Quote the entries in full, character for character, without their images.
>> begin
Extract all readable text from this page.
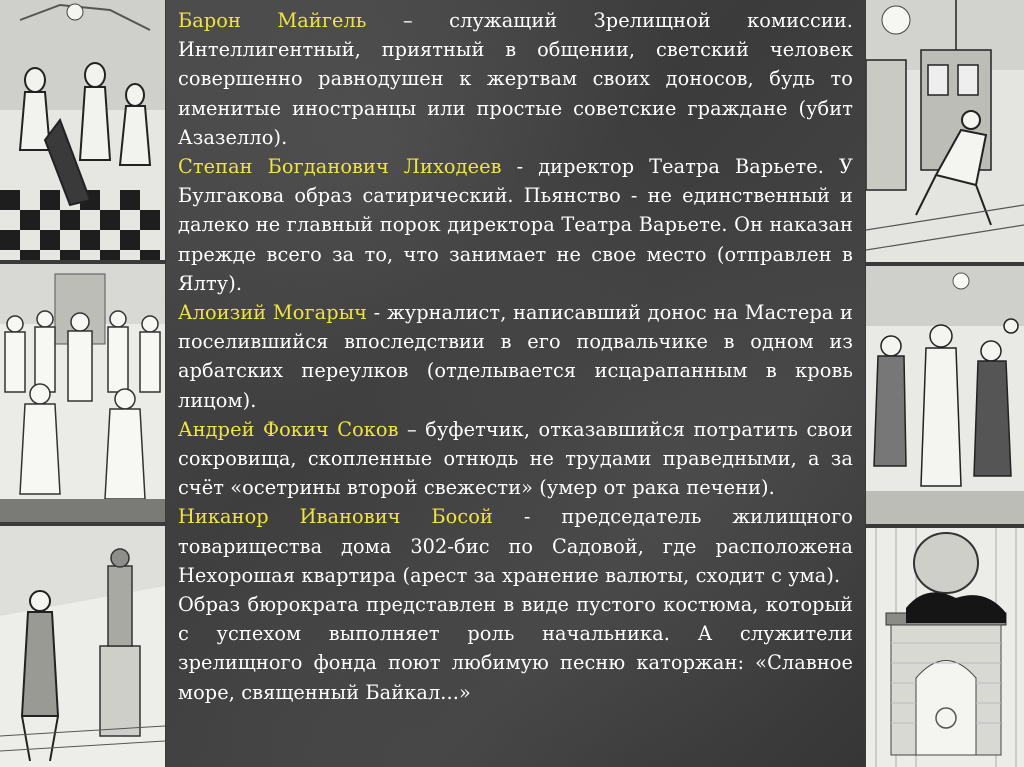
Барон Майгель – служащий Зрелищной комиссии. Интеллигентный, приятный в общении, светский человек совершенно равнодушен к жертвам своих доносов, будь то именитые иностранцы или простые советские граждане (убит Азазелло).

Степан Богданович Лиходеев - директор Театра Варьете. У Булгакова образ сатирический. Пьянство - не единственный и далеко не главный порок директора Театра Варьете. Он наказан прежде всего за то, что занимает не свое место (отправлен в Ялту).

Алоизий Могарыч - журналист, написавший донос на Мастера и поселившийся впоследствии в его подвальчике в одном из арбатских переулков (отделывается исцарапанным в кровь лицом).

Андрей Фокич Соков – буфетчик, отказавшийся потратить свои сокровища, скопленные отнюдь не трудами праведными, а за счёт «осетрины второй свежести» (умер от рака печени).

Никанор Иванович Босой - председатель жилищного товарищества дома 302-бис по Садовой, где расположена Нехорошая квартира (арест за хранение валюты, сходит с ума).

Образ бюрократа представлен в виде пустого костюма, который с успехом выполняет роль начальника. А служители зрелищного фонда поют любимую песню каторжан: «Славное море, священный Байкал...»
>> end
→ **The answer**
Extract all readable text from this page.
Барон Майгель – служащий Зрелищной комиссии. Интеллигентный, приятный в общении, светский человек совершенно равнодушен к жертвам своих доносов, будь то именитые иностранцы или простые советские граждане (убит Азазелло).

Степан Богданович Лиходеев - директор Театра Варьете. У Булгакова образ сатирический. Пьянство - не единственный и далеко не главный порок директора Театра Варьете. Он наказан прежде всего за то, что занимает не свое место (отправлен в Ялту).

Алоизий Могарыч - журналист, написавший донос на Мастера и поселившийся впоследствии в его подвальчике в одном из арбатских переулков (отделывается исцарапанным в кровь лицом).

Андрей Фокич Соков – буфетчик, отказавшийся потратить свои сокровища, скопленные отнюдь не трудами праведными, а за счёт «осетрины второй свежести» (умер от рака печени).

Никанор Иванович Босой - председатель жилищного товарищества дома 302-бис по Садовой, где расположена Нехорошая квартира (арест за хранение валюты, сходит с ума).

Образ бюрократа представлен в виде пустого костюма, который с успехом выполняет роль начальника. А служители зрелищного фонда поют любимую песню каторжан: «Славное море, священный Байкал...»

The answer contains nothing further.